___ Provided records

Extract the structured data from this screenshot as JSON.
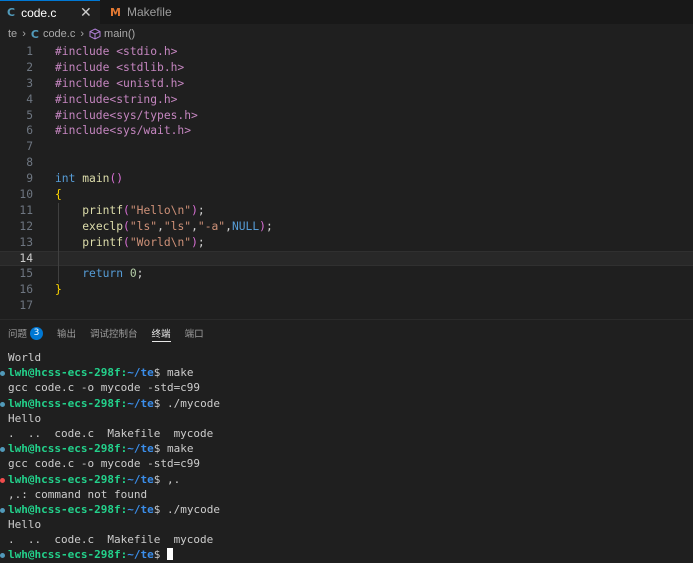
{
  "tabs": [
    {
      "icon": "C",
      "label": "code.c",
      "active": true,
      "close": "✕"
    },
    {
      "icon": "M",
      "label": "Makefile",
      "active": false
    }
  ],
  "breadcrumb": {
    "folder": "te",
    "icon": "C",
    "file": "code.c",
    "symbol": "main()"
  },
  "editor": {
    "active_line": 14,
    "lines": [
      {
        "n": "1",
        "text": "#include <stdio.h>"
      },
      {
        "n": "2",
        "text": "#include <stdlib.h>"
      },
      {
        "n": "3",
        "text": "#include <unistd.h>"
      },
      {
        "n": "4",
        "text": "#include<string.h>"
      },
      {
        "n": "5",
        "text": "#include<sys/types.h>"
      },
      {
        "n": "6",
        "text": "#include<sys/wait.h>"
      },
      {
        "n": "7",
        "text": ""
      },
      {
        "n": "8",
        "text": ""
      },
      {
        "n": "9",
        "text": "int main()"
      },
      {
        "n": "10",
        "text": "{"
      },
      {
        "n": "11",
        "text": "    printf(\"Hello\\n\");"
      },
      {
        "n": "12",
        "text": "    execlp(\"ls\",\"ls\",\"-a\",NULL);"
      },
      {
        "n": "13",
        "text": "    printf(\"World\\n\");"
      },
      {
        "n": "14",
        "text": ""
      },
      {
        "n": "15",
        "text": "    return 0;"
      },
      {
        "n": "16",
        "text": "}"
      },
      {
        "n": "17",
        "text": ""
      }
    ]
  },
  "panel": {
    "tabs": [
      "问题",
      "输出",
      "调试控制台",
      "终端",
      "端口"
    ],
    "problems_count": "3",
    "active_tab": "终端"
  },
  "terminal": {
    "user": "lwh@hcss-ecs-298f",
    "lines": [
      {
        "type": "out",
        "text": "World"
      },
      {
        "type": "prompt",
        "status": "ok",
        "path": "~/te",
        "cmd": " make"
      },
      {
        "type": "out",
        "text": "gcc code.c -o mycode -std=c99"
      },
      {
        "type": "prompt",
        "status": "ok",
        "path": "~/te",
        "cmd": " ./mycode"
      },
      {
        "type": "out",
        "text": "Hello"
      },
      {
        "type": "out",
        "text": ".  ..  code.c  Makefile  mycode"
      },
      {
        "type": "prompt",
        "status": "ok",
        "path": "~/te",
        "cmd": " make"
      },
      {
        "type": "out",
        "text": "gcc code.c -o mycode -std=c99"
      },
      {
        "type": "prompt",
        "status": "err",
        "path": "~/te",
        "cmd": " ,."
      },
      {
        "type": "out",
        "text": ",.: command not found"
      },
      {
        "type": "prompt",
        "status": "ok",
        "path": "~/te",
        "cmd": " ./mycode"
      },
      {
        "type": "out",
        "text": "Hello"
      },
      {
        "type": "out",
        "text": ".  ..  code.c  Makefile  mycode"
      },
      {
        "type": "prompt",
        "status": "ok",
        "path": "~/te",
        "cmd": " ",
        "cursor": true
      }
    ]
  },
  "colors": {
    "accent": "#0078d4",
    "prompt_user": "#23d18b",
    "prompt_path": "#3b8eea",
    "error": "#f14c4c"
  }
}
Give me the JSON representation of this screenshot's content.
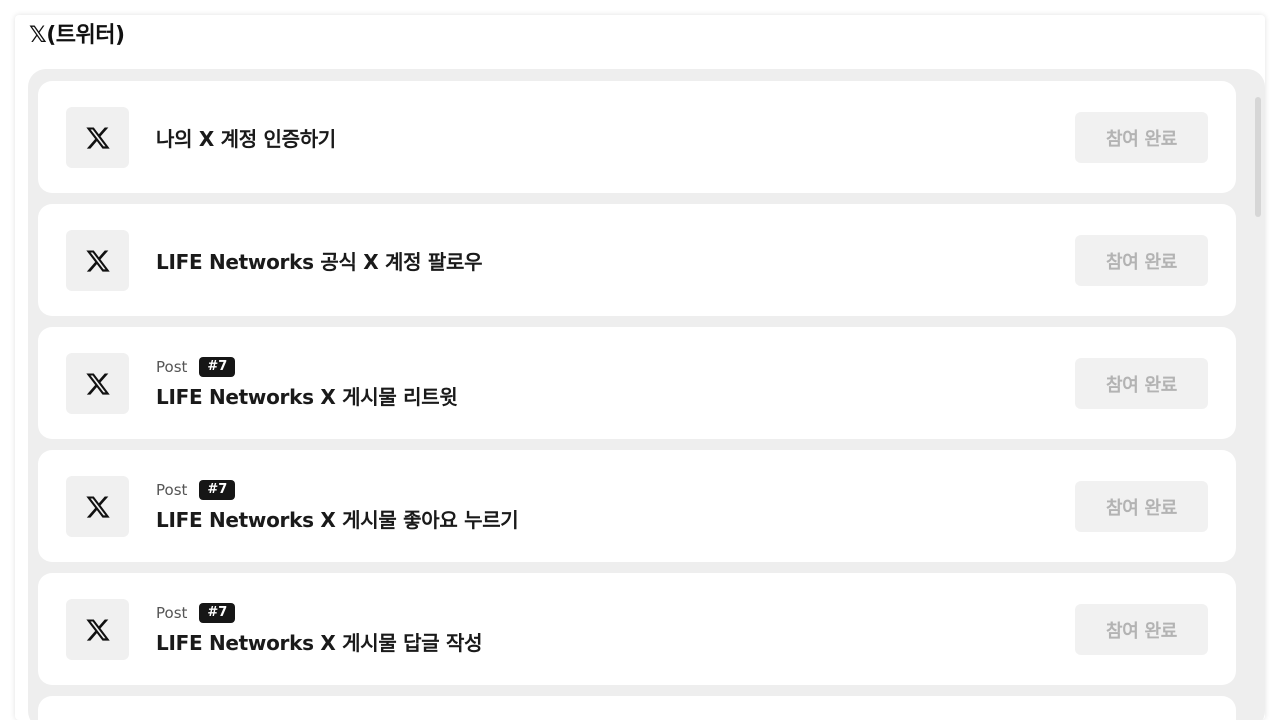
{
  "section": {
    "title": "(트위터)",
    "icon": "x-logo-icon"
  },
  "items": [
    {
      "title": "나의 X 계정 인증하기",
      "meta_label": null,
      "badge": null,
      "button_label": "참여 완료"
    },
    {
      "title": "LIFE Networks 공식 X 계정 팔로우",
      "meta_label": null,
      "badge": null,
      "button_label": "참여 완료"
    },
    {
      "title": "LIFE Networks X 게시물 리트윗",
      "meta_label": "Post",
      "badge": "#7",
      "button_label": "참여 완료"
    },
    {
      "title": "LIFE Networks X 게시물 좋아요 누르기",
      "meta_label": "Post",
      "badge": "#7",
      "button_label": "참여 완료"
    },
    {
      "title": "LIFE Networks X 게시물 답글 작성",
      "meta_label": "Post",
      "badge": "#7",
      "button_label": "참여 완료"
    }
  ],
  "colors": {
    "list_background": "#eeeeee",
    "card_background": "#ffffff",
    "icon_tile": "#f0f0f0",
    "badge_background": "#161616",
    "button_disabled_text": "#b3b3b3"
  }
}
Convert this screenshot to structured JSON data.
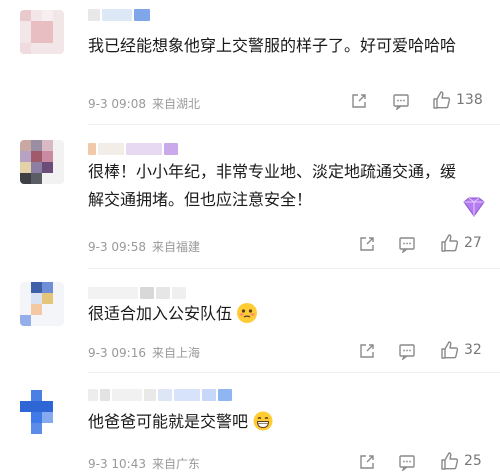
{
  "comments": [
    {
      "text": "我已经能想象他穿上交警服的样子了。好可爱哈哈哈",
      "date": "9-3 09:08",
      "source": "来自湖北",
      "likes": "138"
    },
    {
      "text": "很棒！小小年纪，非常专业地、淡定地疏通交通，缓解交通拥堵。但也应注意安全！",
      "date": "9-3 09:58",
      "source": "来自福建",
      "likes": "27"
    },
    {
      "text": "很适合加入公安队伍",
      "date": "9-3 09:16",
      "source": "来自上海",
      "likes": "32"
    },
    {
      "text": "他爸爸可能就是交警吧",
      "date": "9-3 10:43",
      "source": "来自广东",
      "likes": "25"
    }
  ],
  "icons": {
    "share": "share-icon",
    "comment": "comment-icon",
    "like": "thumbs-up-icon",
    "badge": "heart-badge-icon",
    "emoji_blush": "flushed-emoji-icon",
    "emoji_grin": "grinning-emoji-icon"
  },
  "colors": {
    "meta_text": "#999999",
    "icon": "#8a8a8a",
    "badge": "#b57cf0"
  }
}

______

- _Objective_: Quote the material word for word, dropping any images it holds.

- _Problem solution_:
Extract the structured data from this screenshot as JSON.
{
  "tabs": [
    {
      "icon": "C",
      "label": "code.c",
      "active": true,
      "close": "✕"
    },
    {
      "icon": "M",
      "label": "Makefile",
      "active": false
    }
  ],
  "breadcrumb": {
    "folder": "te",
    "icon": "C",
    "file": "code.c",
    "symbol": "main()"
  },
  "editor": {
    "active_line": 14,
    "lines": [
      {
        "n": "1",
        "text": "#include <stdio.h>"
      },
      {
        "n": "2",
        "text": "#include <stdlib.h>"
      },
      {
        "n": "3",
        "text": "#include <unistd.h>"
      },
      {
        "n": "4",
        "text": "#include<string.h>"
      },
      {
        "n": "5",
        "text": "#include<sys/types.h>"
      },
      {
        "n": "6",
        "text": "#include<sys/wait.h>"
      },
      {
        "n": "7",
        "text": ""
      },
      {
        "n": "8",
        "text": ""
      },
      {
        "n": "9",
        "text": "int main()"
      },
      {
        "n": "10",
        "text": "{"
      },
      {
        "n": "11",
        "text": "    printf(\"Hello\\n\");"
      },
      {
        "n": "12",
        "text": "    execlp(\"ls\",\"ls\",\"-a\",NULL);"
      },
      {
        "n": "13",
        "text": "    printf(\"World\\n\");"
      },
      {
        "n": "14",
        "text": ""
      },
      {
        "n": "15",
        "text": "    return 0;"
      },
      {
        "n": "16",
        "text": "}"
      },
      {
        "n": "17",
        "text": ""
      }
    ]
  },
  "panel": {
    "tabs": [
      "问题",
      "输出",
      "调试控制台",
      "终端",
      "端口"
    ],
    "problems_count": "3",
    "active_tab": "终端"
  },
  "terminal": {
    "user": "lwh@hcss-ecs-298f",
    "lines": [
      {
        "type": "out",
        "text": "World"
      },
      {
        "type": "prompt",
        "status": "ok",
        "path": "~/te",
        "cmd": " make"
      },
      {
        "type": "out",
        "text": "gcc code.c -o mycode -std=c99"
      },
      {
        "type": "prompt",
        "status": "ok",
        "path": "~/te",
        "cmd": " ./mycode"
      },
      {
        "type": "out",
        "text": "Hello"
      },
      {
        "type": "out",
        "text": ".  ..  code.c  Makefile  mycode"
      },
      {
        "type": "prompt",
        "status": "ok",
        "path": "~/te",
        "cmd": " make"
      },
      {
        "type": "out",
        "text": "gcc code.c -o mycode -std=c99"
      },
      {
        "type": "prompt",
        "status": "err",
        "path": "~/te",
        "cmd": " ,."
      },
      {
        "type": "out",
        "text": ",.: command not found"
      },
      {
        "type": "prompt",
        "status": "ok",
        "path": "~/te",
        "cmd": " ./mycode"
      },
      {
        "type": "out",
        "text": "Hello"
      },
      {
        "type": "out",
        "text": ".  ..  code.c  Makefile  mycode"
      },
      {
        "type": "prompt",
        "status": "ok",
        "path": "~/te",
        "cmd": " ",
        "cursor": true
      }
    ]
  },
  "colors": {
    "accent": "#0078d4",
    "prompt_user": "#23d18b",
    "prompt_path": "#3b8eea",
    "error": "#f14c4c"
  }
}
Give me the JSON representation of this screenshot's content.
{
  "section": {
    "title": "(트위터)",
    "icon": "x-logo-icon"
  },
  "items": [
    {
      "title": "나의 X 계정 인증하기",
      "meta_label": null,
      "badge": null,
      "button_label": "참여 완료"
    },
    {
      "title": "LIFE Networks 공식 X 계정 팔로우",
      "meta_label": null,
      "badge": null,
      "button_label": "참여 완료"
    },
    {
      "title": "LIFE Networks X 게시물 리트윗",
      "meta_label": "Post",
      "badge": "#7",
      "button_label": "참여 완료"
    },
    {
      "title": "LIFE Networks X 게시물 좋아요 누르기",
      "meta_label": "Post",
      "badge": "#7",
      "button_label": "참여 완료"
    },
    {
      "title": "LIFE Networks X 게시물 답글 작성",
      "meta_label": "Post",
      "badge": "#7",
      "button_label": "참여 완료"
    }
  ],
  "colors": {
    "list_background": "#eeeeee",
    "card_background": "#ffffff",
    "icon_tile": "#f0f0f0",
    "badge_background": "#161616",
    "button_disabled_text": "#b3b3b3"
  }
}
Convert this screenshot to structured JSON data.
{
  "comments": [
    {
      "text": "我已经能想象他穿上交警服的样子了。好可爱哈哈哈",
      "date": "9-3 09:08",
      "source": "来自湖北",
      "likes": "138"
    },
    {
      "text": "很棒！小小年纪，非常专业地、淡定地疏通交通，缓解交通拥堵。但也应注意安全！",
      "date": "9-3 09:58",
      "source": "来自福建",
      "likes": "27"
    },
    {
      "text": "很适合加入公安队伍",
      "date": "9-3 09:16",
      "source": "来自上海",
      "likes": "32"
    },
    {
      "text": "他爸爸可能就是交警吧",
      "date": "9-3 10:43",
      "source": "来自广东",
      "likes": "25"
    }
  ],
  "icons": {
    "share": "share-icon",
    "comment": "comment-icon",
    "like": "thumbs-up-icon",
    "badge": "heart-badge-icon",
    "emoji_blush": "flushed-emoji-icon",
    "emoji_grin": "grinning-emoji-icon"
  },
  "colors": {
    "meta_text": "#999999",
    "icon": "#8a8a8a",
    "badge": "#b57cf0"
  }
}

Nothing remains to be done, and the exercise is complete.